§ Written exercise
Could you gather every row below that contains the string "avatar"? Copy each one, and treat uppercase and lowercase as different.

§ Data rows
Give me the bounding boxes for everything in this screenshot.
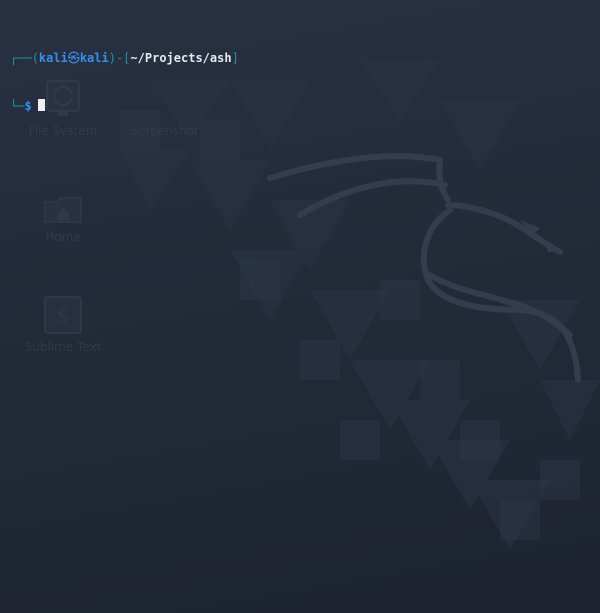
text-cursor[interactable] (37, 99, 45, 111)
terminal-prompt[interactable]: ┌──(kali㉿kali)-[~/Projects/ash] └─$ (10, 18, 239, 146)
prompt-cwd: ~/Projects/ash (130, 51, 232, 65)
prompt-line-1: ┌──(kali㉿kali)-[~/Projects/ash] (10, 51, 239, 65)
desktop-icon-label: Home (45, 230, 81, 244)
svg-text:S: S (57, 306, 68, 327)
prompt-host: kali (79, 51, 109, 65)
sublime-text-icon: S (44, 296, 82, 334)
desktop: File System Screenshot Home S Sublime Te… (0, 0, 600, 613)
prompt-symbol: $ (24, 99, 32, 113)
prompt-user: kali (38, 51, 68, 65)
desktop-icon-label: Sublime Text (24, 340, 102, 354)
prompt-at-symbol: ㉿ (67, 51, 80, 65)
desktop-icon-sublime-text[interactable]: S Sublime Text (8, 296, 118, 354)
desktop-icon-home[interactable]: Home (8, 196, 118, 244)
home-folder-icon (44, 197, 82, 223)
prompt-line-2: └─$ (10, 98, 239, 114)
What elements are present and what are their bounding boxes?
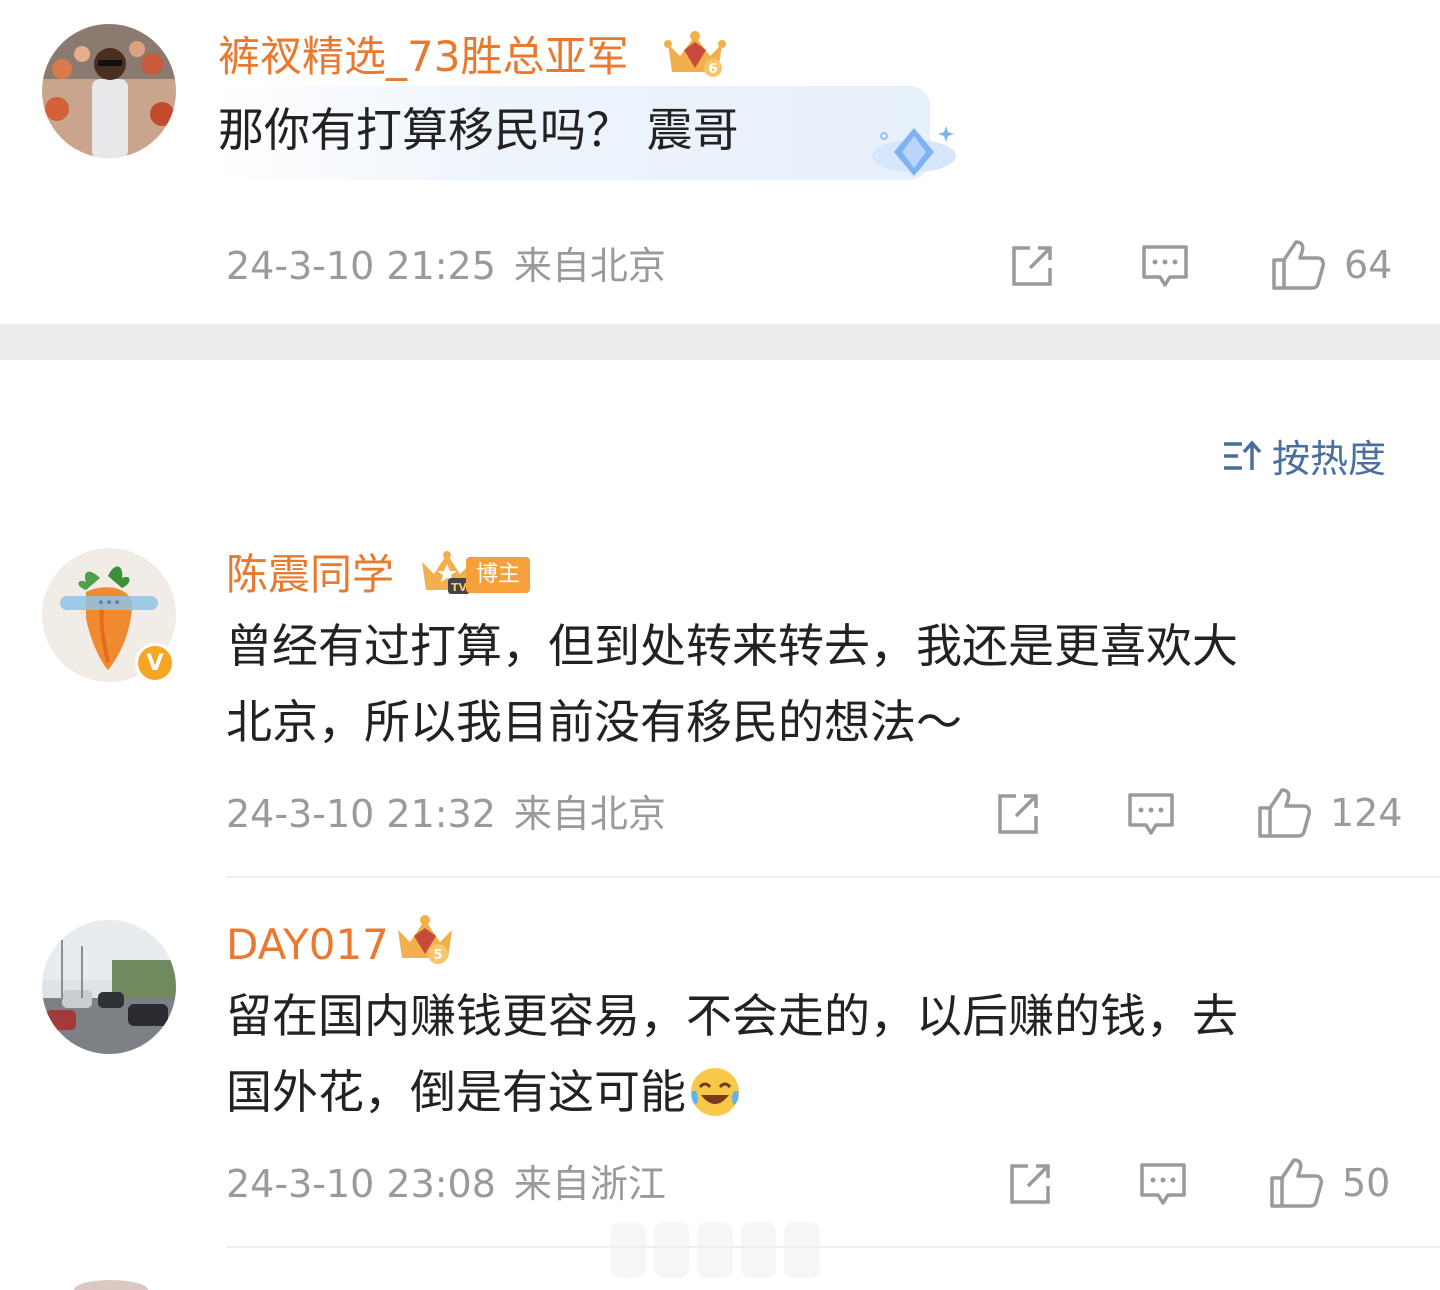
avatar[interactable] bbox=[74, 1280, 148, 1290]
watermark bbox=[610, 1222, 820, 1278]
svg-text:* * *: * * * bbox=[98, 599, 119, 610]
sort-icon bbox=[1223, 439, 1262, 470]
svg-text:TV: TV bbox=[451, 581, 468, 594]
like-button[interactable]: 124 bbox=[1256, 786, 1403, 840]
sort-label: 按热度 bbox=[1271, 437, 1386, 481]
comment-icon bbox=[1140, 1163, 1186, 1205]
thumbs-up-icon bbox=[1270, 1158, 1323, 1208]
thumbs-up-icon bbox=[1258, 788, 1311, 838]
avatar[interactable] bbox=[42, 920, 176, 1054]
comment-meta: 24-3-10 21:25 来自北京 bbox=[226, 244, 666, 288]
verified-badge: V bbox=[135, 643, 175, 683]
comment-meta: 24-3-10 23:08 来自浙江 bbox=[226, 1162, 666, 1206]
comment-icon bbox=[1142, 245, 1188, 287]
comment-time: 24-3-10 21:25 bbox=[226, 244, 496, 288]
share-icon bbox=[1010, 1164, 1050, 1204]
crown-level-6-icon: 6 bbox=[664, 31, 726, 77]
comment-text-line: 曾经有过打算，但到处转来转去，我还是更喜欢大 bbox=[226, 619, 1238, 673]
like-button[interactable]: 64 bbox=[1270, 238, 1392, 292]
share-button[interactable] bbox=[1006, 1160, 1054, 1208]
share-icon bbox=[1012, 246, 1052, 286]
like-button[interactable]: 50 bbox=[1268, 1156, 1390, 1210]
username[interactable]: 陈震同学 bbox=[226, 550, 394, 600]
comment-time: 24-3-10 21:32 bbox=[226, 792, 496, 836]
comment-divider bbox=[226, 876, 1440, 878]
comment-location: 来自北京 bbox=[513, 244, 666, 288]
comment-item: 裤衩精选_73胜总亚军 6 那你有打算移民吗？ 震哥 24-3-10 21:25… bbox=[0, 0, 1440, 324]
share-button[interactable] bbox=[994, 790, 1042, 838]
svg-text:6: 6 bbox=[708, 62, 717, 77]
share-button[interactable] bbox=[1008, 242, 1056, 290]
comment-text-line-content: 国外花，倒是有这可能 bbox=[226, 1065, 686, 1119]
reply-button[interactable] bbox=[1140, 242, 1190, 290]
like-count: 50 bbox=[1342, 1161, 1391, 1205]
comment-location: 来自北京 bbox=[513, 792, 666, 836]
avatar[interactable]: * * * bbox=[42, 548, 176, 682]
avatar[interactable] bbox=[42, 24, 176, 158]
comment-text: 那你有打算移民吗？ 震哥 bbox=[218, 103, 739, 157]
thumbs-up-icon bbox=[1272, 240, 1325, 290]
laugh-cry-emoji bbox=[691, 1068, 739, 1116]
reply-button[interactable] bbox=[1126, 790, 1176, 838]
blogger-tag: 博主 bbox=[466, 557, 531, 593]
reply-button[interactable] bbox=[1138, 1160, 1188, 1208]
username[interactable]: 裤衩精选_73胜总亚军 bbox=[218, 32, 628, 82]
crown-tv-icon: TV bbox=[422, 551, 472, 594]
comment-meta: 24-3-10 21:32 来自北京 bbox=[226, 792, 666, 836]
comment-location: 来自浙江 bbox=[513, 1162, 666, 1206]
share-icon bbox=[998, 794, 1038, 834]
comment-text-line: 留在国内赚钱更容易，不会走的，以后赚的钱，去 bbox=[226, 989, 1238, 1043]
like-count: 124 bbox=[1330, 791, 1403, 835]
username[interactable]: DAY017 bbox=[226, 920, 389, 970]
diamond-fan-icon bbox=[872, 126, 956, 176]
comment-icon bbox=[1128, 793, 1174, 835]
comment-divider bbox=[226, 1246, 1440, 1248]
comment-text-line: 北京，所以我目前没有移民的想法～ bbox=[226, 695, 962, 749]
svg-text:5: 5 bbox=[433, 948, 442, 963]
comment-time: 24-3-10 23:08 bbox=[226, 1162, 496, 1206]
like-count: 64 bbox=[1344, 243, 1393, 287]
section-divider bbox=[0, 324, 1440, 360]
crown-level-5-icon: 5 bbox=[398, 915, 452, 964]
comment-text-line: 国外花，倒是有这可能 bbox=[226, 1054, 742, 1130]
sort-by-hot-button[interactable]: 按热度 bbox=[1222, 428, 1386, 483]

§ Solved problem
avatar[interactable] bbox=[74, 1280, 148, 1290]
avatar[interactable] bbox=[42, 920, 176, 1054]
avatar[interactable]: * * * bbox=[42, 548, 176, 682]
avatar[interactable] bbox=[42, 24, 176, 158]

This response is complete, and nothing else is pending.